• **Rows**:
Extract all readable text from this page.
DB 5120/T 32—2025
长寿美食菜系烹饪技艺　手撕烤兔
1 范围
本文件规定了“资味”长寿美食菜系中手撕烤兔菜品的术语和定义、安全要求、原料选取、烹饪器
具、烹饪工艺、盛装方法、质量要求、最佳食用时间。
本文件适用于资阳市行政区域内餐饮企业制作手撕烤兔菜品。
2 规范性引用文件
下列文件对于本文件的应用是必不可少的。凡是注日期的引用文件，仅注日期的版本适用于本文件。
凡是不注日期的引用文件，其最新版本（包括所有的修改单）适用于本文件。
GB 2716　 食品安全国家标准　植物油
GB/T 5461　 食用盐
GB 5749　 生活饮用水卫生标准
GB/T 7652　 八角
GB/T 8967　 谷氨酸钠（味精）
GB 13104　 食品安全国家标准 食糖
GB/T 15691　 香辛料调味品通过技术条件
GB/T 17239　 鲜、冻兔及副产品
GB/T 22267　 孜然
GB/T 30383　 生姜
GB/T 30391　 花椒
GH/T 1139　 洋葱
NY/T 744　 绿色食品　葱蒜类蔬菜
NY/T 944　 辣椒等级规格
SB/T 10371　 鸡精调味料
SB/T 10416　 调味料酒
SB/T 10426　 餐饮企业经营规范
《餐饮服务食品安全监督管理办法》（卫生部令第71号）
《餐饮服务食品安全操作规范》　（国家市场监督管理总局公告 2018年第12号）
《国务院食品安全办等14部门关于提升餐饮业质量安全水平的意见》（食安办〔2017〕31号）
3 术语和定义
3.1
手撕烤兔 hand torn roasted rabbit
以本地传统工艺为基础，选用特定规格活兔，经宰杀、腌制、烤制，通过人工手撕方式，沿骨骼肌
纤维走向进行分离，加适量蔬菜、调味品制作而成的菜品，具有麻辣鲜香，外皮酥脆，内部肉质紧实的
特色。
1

• **Your instructions**:
Find every line in the records above that holds the word "食品安全国家标准", and copy each one.

• **Task output**:
GB 2716　 食品安全国家标准　植物油
GB 13104　 食品安全国家标准 食糖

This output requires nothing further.